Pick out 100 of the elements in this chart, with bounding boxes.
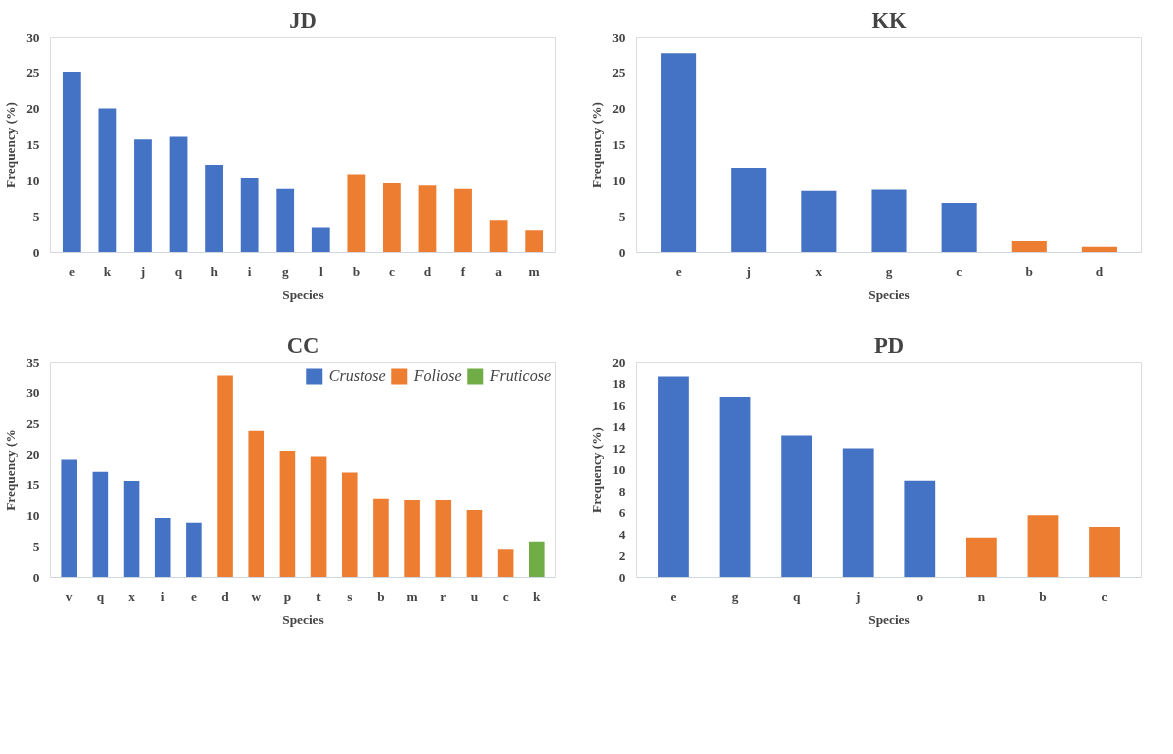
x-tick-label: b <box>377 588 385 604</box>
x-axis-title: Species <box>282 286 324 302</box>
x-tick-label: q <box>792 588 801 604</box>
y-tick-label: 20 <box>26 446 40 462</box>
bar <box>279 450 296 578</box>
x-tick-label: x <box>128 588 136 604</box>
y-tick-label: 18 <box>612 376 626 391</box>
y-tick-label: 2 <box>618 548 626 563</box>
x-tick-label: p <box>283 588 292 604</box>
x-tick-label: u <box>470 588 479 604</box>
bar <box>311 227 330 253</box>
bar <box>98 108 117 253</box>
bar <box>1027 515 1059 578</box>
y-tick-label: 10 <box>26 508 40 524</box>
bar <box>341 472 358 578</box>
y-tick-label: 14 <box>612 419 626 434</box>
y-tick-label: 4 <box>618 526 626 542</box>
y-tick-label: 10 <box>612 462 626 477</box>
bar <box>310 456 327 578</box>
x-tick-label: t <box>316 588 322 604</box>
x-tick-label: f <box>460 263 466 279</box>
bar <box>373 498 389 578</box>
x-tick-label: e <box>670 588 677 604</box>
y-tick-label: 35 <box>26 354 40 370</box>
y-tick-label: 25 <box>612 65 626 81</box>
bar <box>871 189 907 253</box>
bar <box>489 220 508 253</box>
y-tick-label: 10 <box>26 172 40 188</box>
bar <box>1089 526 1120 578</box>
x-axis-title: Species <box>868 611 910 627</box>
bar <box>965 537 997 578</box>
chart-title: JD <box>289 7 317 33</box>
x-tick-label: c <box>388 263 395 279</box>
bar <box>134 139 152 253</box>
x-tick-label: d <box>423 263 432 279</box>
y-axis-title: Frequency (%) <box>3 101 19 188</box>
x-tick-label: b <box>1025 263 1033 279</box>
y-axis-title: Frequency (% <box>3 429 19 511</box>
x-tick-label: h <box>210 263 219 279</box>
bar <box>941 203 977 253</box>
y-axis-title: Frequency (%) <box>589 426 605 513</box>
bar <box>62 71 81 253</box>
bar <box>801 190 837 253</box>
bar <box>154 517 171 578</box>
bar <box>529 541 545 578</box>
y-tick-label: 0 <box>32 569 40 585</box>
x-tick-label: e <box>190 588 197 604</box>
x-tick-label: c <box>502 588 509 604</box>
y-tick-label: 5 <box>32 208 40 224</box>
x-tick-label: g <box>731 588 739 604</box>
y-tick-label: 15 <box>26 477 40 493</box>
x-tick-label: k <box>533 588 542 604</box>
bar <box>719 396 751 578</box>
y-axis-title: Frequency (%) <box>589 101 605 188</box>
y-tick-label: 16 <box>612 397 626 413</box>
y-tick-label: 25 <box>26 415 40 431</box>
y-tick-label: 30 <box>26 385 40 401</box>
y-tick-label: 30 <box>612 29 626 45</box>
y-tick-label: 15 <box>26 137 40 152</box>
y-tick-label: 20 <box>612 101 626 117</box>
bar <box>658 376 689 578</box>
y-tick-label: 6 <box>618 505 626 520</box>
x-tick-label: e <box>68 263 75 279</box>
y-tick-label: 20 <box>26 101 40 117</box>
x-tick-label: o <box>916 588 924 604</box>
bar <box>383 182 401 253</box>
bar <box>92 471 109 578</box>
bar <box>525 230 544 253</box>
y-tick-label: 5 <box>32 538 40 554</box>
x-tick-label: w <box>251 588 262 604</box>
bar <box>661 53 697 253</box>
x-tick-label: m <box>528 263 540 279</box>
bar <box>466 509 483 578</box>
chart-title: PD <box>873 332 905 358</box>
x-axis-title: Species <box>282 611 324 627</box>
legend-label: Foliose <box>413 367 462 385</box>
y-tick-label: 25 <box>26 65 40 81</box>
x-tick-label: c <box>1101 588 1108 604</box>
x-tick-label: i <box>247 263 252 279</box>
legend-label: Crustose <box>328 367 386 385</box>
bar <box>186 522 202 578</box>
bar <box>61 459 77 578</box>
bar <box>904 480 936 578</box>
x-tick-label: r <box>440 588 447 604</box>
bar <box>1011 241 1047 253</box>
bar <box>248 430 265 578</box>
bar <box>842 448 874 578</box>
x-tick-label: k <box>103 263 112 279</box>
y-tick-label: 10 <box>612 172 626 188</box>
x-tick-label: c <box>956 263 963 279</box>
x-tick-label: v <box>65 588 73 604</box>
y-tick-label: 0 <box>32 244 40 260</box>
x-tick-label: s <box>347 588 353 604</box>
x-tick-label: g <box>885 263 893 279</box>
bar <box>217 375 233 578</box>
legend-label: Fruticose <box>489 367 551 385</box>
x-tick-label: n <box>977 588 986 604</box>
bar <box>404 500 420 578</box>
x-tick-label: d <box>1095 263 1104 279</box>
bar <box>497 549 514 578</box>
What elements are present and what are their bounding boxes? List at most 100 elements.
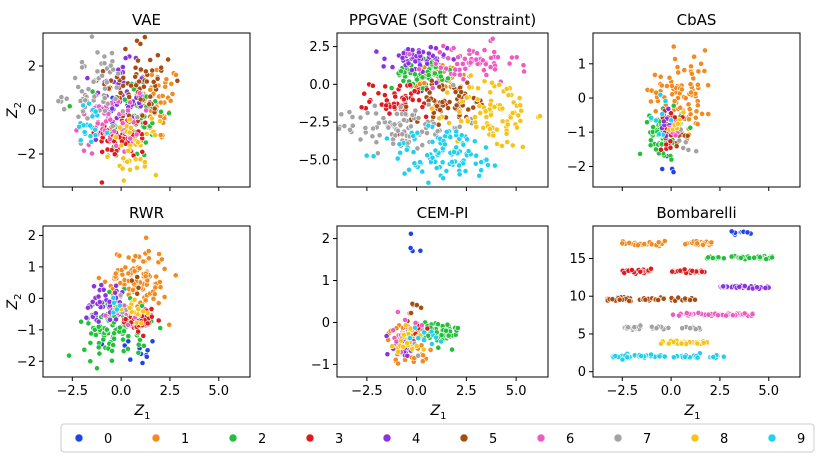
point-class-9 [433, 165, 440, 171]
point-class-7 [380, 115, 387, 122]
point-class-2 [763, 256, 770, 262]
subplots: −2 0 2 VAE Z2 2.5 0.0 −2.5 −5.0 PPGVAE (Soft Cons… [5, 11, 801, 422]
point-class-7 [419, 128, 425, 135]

------------------------------------------------------------

How many lines in the data above contain the string "point"? Reply with only the number.

● **Right answer**
4